*Exercise goal:*
Every record below should be printed exactly as it appears.

*Records for processing:*
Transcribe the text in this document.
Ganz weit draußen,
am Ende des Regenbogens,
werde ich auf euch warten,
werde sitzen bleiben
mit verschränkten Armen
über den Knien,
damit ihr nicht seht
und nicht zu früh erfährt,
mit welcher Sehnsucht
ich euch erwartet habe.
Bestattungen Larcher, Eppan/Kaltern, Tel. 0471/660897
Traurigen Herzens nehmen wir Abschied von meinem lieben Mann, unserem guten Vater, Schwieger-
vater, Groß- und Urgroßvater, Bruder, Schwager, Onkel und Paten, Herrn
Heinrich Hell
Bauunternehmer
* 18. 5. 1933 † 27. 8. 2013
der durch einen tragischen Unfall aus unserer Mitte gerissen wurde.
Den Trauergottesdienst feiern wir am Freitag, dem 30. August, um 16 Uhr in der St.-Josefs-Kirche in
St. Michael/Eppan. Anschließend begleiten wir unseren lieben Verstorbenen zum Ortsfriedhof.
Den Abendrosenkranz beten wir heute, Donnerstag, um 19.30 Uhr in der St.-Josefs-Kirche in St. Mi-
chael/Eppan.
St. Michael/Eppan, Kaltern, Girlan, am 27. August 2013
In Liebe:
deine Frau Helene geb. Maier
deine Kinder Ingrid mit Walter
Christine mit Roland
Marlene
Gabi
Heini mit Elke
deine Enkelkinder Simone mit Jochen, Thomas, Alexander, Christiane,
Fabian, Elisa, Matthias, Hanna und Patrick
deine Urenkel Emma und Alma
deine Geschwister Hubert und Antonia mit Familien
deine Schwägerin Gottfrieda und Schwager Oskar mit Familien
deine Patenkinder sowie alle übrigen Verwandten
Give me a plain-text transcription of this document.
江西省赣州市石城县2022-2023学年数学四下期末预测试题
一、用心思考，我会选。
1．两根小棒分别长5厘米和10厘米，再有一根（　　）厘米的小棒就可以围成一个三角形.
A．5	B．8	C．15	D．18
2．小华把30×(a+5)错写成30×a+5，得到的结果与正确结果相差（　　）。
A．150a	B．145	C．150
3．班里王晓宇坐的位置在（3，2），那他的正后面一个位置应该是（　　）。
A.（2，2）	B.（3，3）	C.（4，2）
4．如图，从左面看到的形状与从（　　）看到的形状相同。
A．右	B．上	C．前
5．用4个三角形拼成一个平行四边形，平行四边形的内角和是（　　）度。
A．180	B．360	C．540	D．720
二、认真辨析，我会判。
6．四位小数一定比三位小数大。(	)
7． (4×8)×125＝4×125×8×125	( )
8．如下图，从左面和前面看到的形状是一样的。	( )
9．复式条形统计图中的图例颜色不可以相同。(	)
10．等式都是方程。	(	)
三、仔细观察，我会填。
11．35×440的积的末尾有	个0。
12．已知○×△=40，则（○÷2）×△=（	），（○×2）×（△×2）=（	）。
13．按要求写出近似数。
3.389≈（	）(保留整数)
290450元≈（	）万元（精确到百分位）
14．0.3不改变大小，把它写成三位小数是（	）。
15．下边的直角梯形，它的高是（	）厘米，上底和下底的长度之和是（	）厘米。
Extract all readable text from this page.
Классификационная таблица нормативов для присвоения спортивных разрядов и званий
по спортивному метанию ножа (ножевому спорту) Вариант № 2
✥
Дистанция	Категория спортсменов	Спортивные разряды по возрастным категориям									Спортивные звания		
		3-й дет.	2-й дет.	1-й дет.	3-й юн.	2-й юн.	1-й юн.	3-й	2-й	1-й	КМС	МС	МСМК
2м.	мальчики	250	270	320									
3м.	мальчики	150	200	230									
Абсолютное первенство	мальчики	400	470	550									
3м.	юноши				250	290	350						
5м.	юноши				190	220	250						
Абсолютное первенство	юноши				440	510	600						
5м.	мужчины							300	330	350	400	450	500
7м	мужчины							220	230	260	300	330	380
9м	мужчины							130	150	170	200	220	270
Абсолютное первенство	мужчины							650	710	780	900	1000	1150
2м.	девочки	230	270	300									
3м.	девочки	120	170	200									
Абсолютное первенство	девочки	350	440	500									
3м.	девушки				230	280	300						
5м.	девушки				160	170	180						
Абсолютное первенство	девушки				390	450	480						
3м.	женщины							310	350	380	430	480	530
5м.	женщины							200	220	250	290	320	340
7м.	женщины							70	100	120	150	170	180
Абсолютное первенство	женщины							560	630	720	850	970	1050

*Written reply:*
Transcribe the text in this document.
Ganz weit draußen,
am Ende des Regenbogens,
werde ich auf euch warten,
werde sitzen bleiben
mit verschränkten Armen
über den Knien,
damit ihr nicht seht
und nicht zu früh erfährt,
mit welcher Sehnsucht
ich euch erwartet habe.
Bestattungen Larcher, Eppan/Kaltern, Tel. 0471/660897
Traurigen Herzens nehmen wir Abschied von meinem lieben Mann, unserem guten Vater, Schwieger-
vater, Groß- und Urgroßvater, Bruder, Schwager, Onkel und Paten, Herrn
Heinrich Hell
Bauunternehmer
* 18. 5. 1933 † 27. 8. 2013
der durch einen tragischen Unfall aus unserer Mitte gerissen wurde.
Den Trauergottesdienst feiern wir am Freitag, dem 30. August, um 16 Uhr in der St.-Josefs-Kirche in
St. Michael/Eppan. Anschließend begleiten wir unseren lieben Verstorbenen zum Ortsfriedhof.
Den Abendrosenkranz beten wir heute, Donnerstag, um 19.30 Uhr in der St.-Josefs-Kirche in St. Mi-
chael/Eppan.
St. Michael/Eppan, Kaltern, Girlan, am 27. August 2013
In Liebe:
deine Frau Helene geb. Maier
deine Kinder Ingrid mit Walter
Christine mit Roland
Marlene
Gabi
Heini mit Elke
deine Enkelkinder Simone mit Jochen, Thomas, Alexander, Christiane,
Fabian, Elisa, Matthias, Hanna und Patrick
deine Urenkel Emma und Alma
deine Geschwister Hubert und Antonia mit Familien
deine Schwägerin Gottfrieda und Schwager Oskar mit Familien
deine Patenkinder sowie alle übrigen Verwandten
Give me a plain-text transcription of this document.
江西省赣州市石城县2022-2023学年数学四下期末预测试题
一、用心思考，我会选。
1．两根小棒分别长5厘米和10厘米，再有一根（　　）厘米的小棒就可以围成一个三角形.
A．5	B．8	C．15	D．18
2．小华把30×(a+5)错写成30×a+5，得到的结果与正确结果相差（　　）。
A．150a	B．145	C．150
3．班里王晓宇坐的位置在（3，2），那他的正后面一个位置应该是（　　）。
A.（2，2）	B.（3，3）	C.（4，2）
4．如图，从左面看到的形状与从（　　）看到的形状相同。
A．右	B．上	C．前
5．用4个三角形拼成一个平行四边形，平行四边形的内角和是（　　）度。
A．180	B．360	C．540	D．720
二、认真辨析，我会判。
6．四位小数一定比三位小数大。(	)
7． (4×8)×125＝4×125×8×125	( )
8．如下图，从左面和前面看到的形状是一样的。	( )
9．复式条形统计图中的图例颜色不可以相同。(	)
10．等式都是方程。	(	)
三、仔细观察，我会填。
11．35×440的积的末尾有	个0。
12．已知○×△=40，则（○÷2）×△=（	），（○×2）×（△×2）=（	）。
13．按要求写出近似数。
3.389≈（	）(保留整数)
290450元≈（	）万元（精确到百分位）
14．0.3不改变大小，把它写成三位小数是（	）。
15．下边的直角梯形，它的高是（	）厘米，上底和下底的长度之和是（	）厘米。
Extract all readable text from this page.
Классификационная таблица нормативов для присвоения спортивных разрядов и званий
по спортивному метанию ножа (ножевому спорту) Вариант № 2
✥
Дистанция	Категория спортсменов	Спортивные разряды по возрастным категориям									Спортивные звания		
		3-й дет.	2-й дет.	1-й дет.	3-й юн.	2-й юн.	1-й юн.	3-й	2-й	1-й	КМС	МС	МСМК
2м.	мальчики	250	270	320									
3м.	мальчики	150	200	230									
Абсолютное первенство	мальчики	400	470	550									
3м.	юноши				250	290	350						
5м.	юноши				190	220	250						
Абсолютное первенство	юноши				440	510	600						
5м.	мужчины							300	330	350	400	450	500
7м	мужчины							220	230	260	300	330	380
9м	мужчины							130	150	170	200	220	270
Абсолютное первенство	мужчины							650	710	780	900	1000	1150
2м.	девочки	230	270	300									
3м.	девочки	120	170	200									
Абсолютное первенство	девочки	350	440	500									
3м.	девушки				230	280	300						
5м.	девушки				160	170	180						
Абсолютное первенство	девушки				390	450	480						
3м.	женщины							310	350	380	430	480	530
5м.	женщины							200	220	250	290	320	340
7м.	женщины							70	100	120	150	170	180
Абсолютное первенство	женщины							560	630	720	850	970	1050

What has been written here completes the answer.